## Available data
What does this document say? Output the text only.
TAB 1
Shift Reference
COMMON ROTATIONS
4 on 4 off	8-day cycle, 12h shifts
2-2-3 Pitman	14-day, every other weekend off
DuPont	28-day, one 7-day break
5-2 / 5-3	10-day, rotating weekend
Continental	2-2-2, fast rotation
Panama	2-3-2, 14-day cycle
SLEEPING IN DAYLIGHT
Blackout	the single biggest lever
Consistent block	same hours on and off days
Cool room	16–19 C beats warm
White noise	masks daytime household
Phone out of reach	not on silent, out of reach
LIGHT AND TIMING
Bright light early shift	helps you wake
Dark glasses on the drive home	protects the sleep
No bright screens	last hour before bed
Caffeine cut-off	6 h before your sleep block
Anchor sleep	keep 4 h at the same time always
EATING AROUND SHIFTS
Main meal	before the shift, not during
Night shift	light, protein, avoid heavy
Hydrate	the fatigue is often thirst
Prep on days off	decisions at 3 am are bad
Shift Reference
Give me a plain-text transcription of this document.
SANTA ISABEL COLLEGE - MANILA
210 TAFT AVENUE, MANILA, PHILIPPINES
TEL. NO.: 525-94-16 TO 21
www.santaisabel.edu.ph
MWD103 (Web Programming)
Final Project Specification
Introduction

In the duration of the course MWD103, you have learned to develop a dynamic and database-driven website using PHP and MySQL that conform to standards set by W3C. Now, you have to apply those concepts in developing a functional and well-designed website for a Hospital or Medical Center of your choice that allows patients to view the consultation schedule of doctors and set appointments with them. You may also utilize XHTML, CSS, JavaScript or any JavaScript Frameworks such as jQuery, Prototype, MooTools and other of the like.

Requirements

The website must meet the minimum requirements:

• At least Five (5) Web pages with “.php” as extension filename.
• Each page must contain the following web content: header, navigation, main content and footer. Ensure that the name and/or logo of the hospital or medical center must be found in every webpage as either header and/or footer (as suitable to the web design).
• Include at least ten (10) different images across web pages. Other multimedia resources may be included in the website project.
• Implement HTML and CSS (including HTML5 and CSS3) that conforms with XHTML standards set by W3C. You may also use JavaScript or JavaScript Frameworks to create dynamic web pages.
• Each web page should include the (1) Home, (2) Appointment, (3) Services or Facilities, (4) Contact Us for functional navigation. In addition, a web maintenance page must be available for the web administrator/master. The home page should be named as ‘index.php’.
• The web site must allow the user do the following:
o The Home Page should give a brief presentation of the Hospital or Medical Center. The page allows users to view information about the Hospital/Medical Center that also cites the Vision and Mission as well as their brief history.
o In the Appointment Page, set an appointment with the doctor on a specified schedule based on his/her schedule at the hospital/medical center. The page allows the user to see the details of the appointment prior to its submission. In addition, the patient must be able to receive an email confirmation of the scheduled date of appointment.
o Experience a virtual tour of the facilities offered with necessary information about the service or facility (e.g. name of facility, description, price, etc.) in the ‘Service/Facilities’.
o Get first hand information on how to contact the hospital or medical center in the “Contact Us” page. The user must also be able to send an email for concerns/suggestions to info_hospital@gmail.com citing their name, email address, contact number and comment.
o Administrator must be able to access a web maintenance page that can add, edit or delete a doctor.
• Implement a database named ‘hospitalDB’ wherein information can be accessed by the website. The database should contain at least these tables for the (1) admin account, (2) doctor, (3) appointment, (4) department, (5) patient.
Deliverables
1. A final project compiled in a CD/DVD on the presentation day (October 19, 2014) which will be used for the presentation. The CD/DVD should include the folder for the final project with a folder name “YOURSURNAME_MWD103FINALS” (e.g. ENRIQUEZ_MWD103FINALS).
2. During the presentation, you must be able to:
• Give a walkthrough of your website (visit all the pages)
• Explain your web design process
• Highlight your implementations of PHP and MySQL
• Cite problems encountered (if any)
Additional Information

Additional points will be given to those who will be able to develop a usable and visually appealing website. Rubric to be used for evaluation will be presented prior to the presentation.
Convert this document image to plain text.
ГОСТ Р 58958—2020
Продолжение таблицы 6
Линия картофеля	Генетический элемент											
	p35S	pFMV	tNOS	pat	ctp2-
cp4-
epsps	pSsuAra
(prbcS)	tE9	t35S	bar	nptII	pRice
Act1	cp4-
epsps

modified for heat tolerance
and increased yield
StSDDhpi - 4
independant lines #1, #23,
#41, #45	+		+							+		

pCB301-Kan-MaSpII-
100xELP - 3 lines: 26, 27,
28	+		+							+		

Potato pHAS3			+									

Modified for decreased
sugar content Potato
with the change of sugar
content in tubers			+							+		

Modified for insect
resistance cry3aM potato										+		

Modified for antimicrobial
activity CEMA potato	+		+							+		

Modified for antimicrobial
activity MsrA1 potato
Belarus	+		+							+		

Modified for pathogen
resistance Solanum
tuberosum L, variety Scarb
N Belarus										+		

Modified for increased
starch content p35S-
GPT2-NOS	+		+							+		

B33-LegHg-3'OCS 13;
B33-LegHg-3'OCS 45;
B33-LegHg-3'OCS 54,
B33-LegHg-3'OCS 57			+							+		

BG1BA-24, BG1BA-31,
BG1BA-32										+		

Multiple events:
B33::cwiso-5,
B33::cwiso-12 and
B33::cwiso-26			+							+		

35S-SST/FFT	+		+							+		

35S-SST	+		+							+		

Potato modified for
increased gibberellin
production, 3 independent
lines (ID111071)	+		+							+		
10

## Action item
Each line above is to be restated exactly as it stands.

## Answer to this task
What does this document say? Output the text only.
TAB 1
Shift Reference
COMMON ROTATIONS
4 on 4 off	8-day cycle, 12h shifts
2-2-3 Pitman	14-day, every other weekend off
DuPont	28-day, one 7-day break
5-2 / 5-3	10-day, rotating weekend
Continental	2-2-2, fast rotation
Panama	2-3-2, 14-day cycle
SLEEPING IN DAYLIGHT
Blackout	the single biggest lever
Consistent block	same hours on and off days
Cool room	16–19 C beats warm
White noise	masks daytime household
Phone out of reach	not on silent, out of reach
LIGHT AND TIMING
Bright light early shift	helps you wake
Dark glasses on the drive home	protects the sleep
No bright screens	last hour before bed
Caffeine cut-off	6 h before your sleep block
Anchor sleep	keep 4 h at the same time always
EATING AROUND SHIFTS
Main meal	before the shift, not during
Night shift	light, protein, avoid heavy
Hydrate	the fatigue is often thirst
Prep on days off	decisions at 3 am are bad
Shift Reference
Give me a plain-text transcription of this document.
SANTA ISABEL COLLEGE - MANILA
210 TAFT AVENUE, MANILA, PHILIPPINES
TEL. NO.: 525-94-16 TO 21
www.santaisabel.edu.ph
MWD103 (Web Programming)
Final Project Specification
Introduction

In the duration of the course MWD103, you have learned to develop a dynamic and database-driven website using PHP and MySQL that conform to standards set by W3C. Now, you have to apply those concepts in developing a functional and well-designed website for a Hospital or Medical Center of your choice that allows patients to view the consultation schedule of doctors and set appointments with them. You may also utilize XHTML, CSS, JavaScript or any JavaScript Frameworks such as jQuery, Prototype, MooTools and other of the like.

Requirements

The website must meet the minimum requirements:

• At least Five (5) Web pages with “.php” as extension filename.
• Each page must contain the following web content: header, navigation, main content and footer. Ensure that the name and/or logo of the hospital or medical center must be found in every webpage as either header and/or footer (as suitable to the web design).
• Include at least ten (10) different images across web pages. Other multimedia resources may be included in the website project.
• Implement HTML and CSS (including HTML5 and CSS3) that conforms with XHTML standards set by W3C. You may also use JavaScript or JavaScript Frameworks to create dynamic web pages.
• Each web page should include the (1) Home, (2) Appointment, (3) Services or Facilities, (4) Contact Us for functional navigation. In addition, a web maintenance page must be available for the web administrator/master. The home page should be named as ‘index.php’.
• The web site must allow the user do the following:
o The Home Page should give a brief presentation of the Hospital or Medical Center. The page allows users to view information about the Hospital/Medical Center that also cites the Vision and Mission as well as their brief history.
o In the Appointment Page, set an appointment with the doctor on a specified schedule based on his/her schedule at the hospital/medical center. The page allows the user to see the details of the appointment prior to its submission. In addition, the patient must be able to receive an email confirmation of the scheduled date of appointment.
o Experience a virtual tour of the facilities offered with necessary information about the service or facility (e.g. name of facility, description, price, etc.) in the ‘Service/Facilities’.
o Get first hand information on how to contact the hospital or medical center in the “Contact Us” page. The user must also be able to send an email for concerns/suggestions to info_hospital@gmail.com citing their name, email address, contact number and comment.
o Administrator must be able to access a web maintenance page that can add, edit or delete a doctor.
• Implement a database named ‘hospitalDB’ wherein information can be accessed by the website. The database should contain at least these tables for the (1) admin account, (2) doctor, (3) appointment, (4) department, (5) patient.
Deliverables
1. A final project compiled in a CD/DVD on the presentation day (October 19, 2014) which will be used for the presentation. The CD/DVD should include the folder for the final project with a folder name “YOURSURNAME_MWD103FINALS” (e.g. ENRIQUEZ_MWD103FINALS).
2. During the presentation, you must be able to:
• Give a walkthrough of your website (visit all the pages)
• Explain your web design process
• Highlight your implementations of PHP and MySQL
• Cite problems encountered (if any)
Additional Information

Additional points will be given to those who will be able to develop a usable and visually appealing website. Rubric to be used for evaluation will be presented prior to the presentation.
Convert this document image to plain text.
ГОСТ Р 58958—2020
Продолжение таблицы 6
Линия картофеля	Генетический элемент											
	p35S	pFMV	tNOS	pat	ctp2-
cp4-
epsps	pSsuAra
(prbcS)	tE9	t35S	bar	nptII	pRice
Act1	cp4-
epsps

modified for heat tolerance
and increased yield
StSDDhpi - 4
independant lines #1, #23,
#41, #45	+		+							+		

pCB301-Kan-MaSpII-
100xELP - 3 lines: 26, 27,
28	+		+							+		

Potato pHAS3			+									

Modified for decreased
sugar content Potato
with the change of sugar
content in tubers			+							+		

Modified for insect
resistance cry3aM potato										+		

Modified for antimicrobial
activity CEMA potato	+		+							+		

Modified for antimicrobial
activity MsrA1 potato
Belarus	+		+							+		

Modified for pathogen
resistance Solanum
tuberosum L, variety Scarb
N Belarus										+		

Modified for increased
starch content p35S-
GPT2-NOS	+		+							+		

B33-LegHg-3'OCS 13;
B33-LegHg-3'OCS 45;
B33-LegHg-3'OCS 54,
B33-LegHg-3'OCS 57			+							+		

BG1BA-24, BG1BA-31,
BG1BA-32										+		

Multiple events:
B33::cwiso-5,
B33::cwiso-12 and
B33::cwiso-26			+							+		

35S-SST/FFT	+		+							+		

35S-SST	+		+							+		

Potato modified for
increased gibberellin
production, 3 independent
lines (ID111071)	+		+							+		
10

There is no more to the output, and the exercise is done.